◆ THE TASK:
Transcribe the material below exactly as it appears.

◆ MATERIAL SHOWN:
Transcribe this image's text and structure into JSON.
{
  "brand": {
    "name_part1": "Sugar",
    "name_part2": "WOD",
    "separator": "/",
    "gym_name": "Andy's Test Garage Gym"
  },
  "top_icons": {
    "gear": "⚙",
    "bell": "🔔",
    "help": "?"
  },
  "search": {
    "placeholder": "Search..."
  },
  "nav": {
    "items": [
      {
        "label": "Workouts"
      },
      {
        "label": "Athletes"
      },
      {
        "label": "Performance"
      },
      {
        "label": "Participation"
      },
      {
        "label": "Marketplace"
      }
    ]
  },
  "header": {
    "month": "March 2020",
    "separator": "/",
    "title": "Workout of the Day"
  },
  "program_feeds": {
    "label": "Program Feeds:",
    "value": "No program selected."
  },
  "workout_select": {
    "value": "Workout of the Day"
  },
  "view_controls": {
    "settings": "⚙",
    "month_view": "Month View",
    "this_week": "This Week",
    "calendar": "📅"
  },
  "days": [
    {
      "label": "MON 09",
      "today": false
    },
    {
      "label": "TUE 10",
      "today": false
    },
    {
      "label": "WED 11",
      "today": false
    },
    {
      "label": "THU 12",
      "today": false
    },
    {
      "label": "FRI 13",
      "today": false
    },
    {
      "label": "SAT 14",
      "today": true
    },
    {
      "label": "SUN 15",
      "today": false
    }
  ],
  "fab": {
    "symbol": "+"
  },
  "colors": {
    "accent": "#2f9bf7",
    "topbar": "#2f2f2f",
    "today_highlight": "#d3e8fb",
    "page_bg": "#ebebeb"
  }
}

◆ TASK RESPONSE:
Transcribe this image's text and structure into JSON.
{
  "brand": {
    "name_part1": "Sugar",
    "name_part2": "WOD",
    "separator": "/",
    "gym_name": "Andy's Test Garage Gym"
  },
  "top_icons": {
    "gear": "⚙",
    "bell": "🔔",
    "help": "?"
  },
  "search": {
    "placeholder": "Search..."
  },
  "nav": {
    "items": [
      {
        "label": "Workouts"
      },
      {
        "label": "Athletes"
      },
      {
        "label": "Performance"
      },
      {
        "label": "Participation"
      },
      {
        "label": "Marketplace"
      }
    ]
  },
  "header": {
    "month": "March 2020",
    "separator": "/",
    "title": "Workout of the Day"
  },
  "program_feeds": {
    "label": "Program Feeds:",
    "value": "No program selected."
  },
  "workout_select": {
    "value": "Workout of the Day"
  },
  "view_controls": {
    "settings": "⚙",
    "month_view": "Month View",
    "this_week": "This Week",
    "calendar": "📅"
  },
  "days": [
    {
      "label": "MON 09",
      "today": false
    },
    {
      "label": "TUE 10",
      "today": false
    },
    {
      "label": "WED 11",
      "today": false
    },
    {
      "label": "THU 12",
      "today": false
    },
    {
      "label": "FRI 13",
      "today": false
    },
    {
      "label": "SAT 14",
      "today": true
    },
    {
      "label": "SUN 15",
      "today": false
    }
  ],
  "fab": {
    "symbol": "+"
  },
  "colors": {
    "accent": "#2f9bf7",
    "topbar": "#2f2f2f",
    "today_highlight": "#d3e8fb",
    "page_bg": "#ebebeb"
  }
}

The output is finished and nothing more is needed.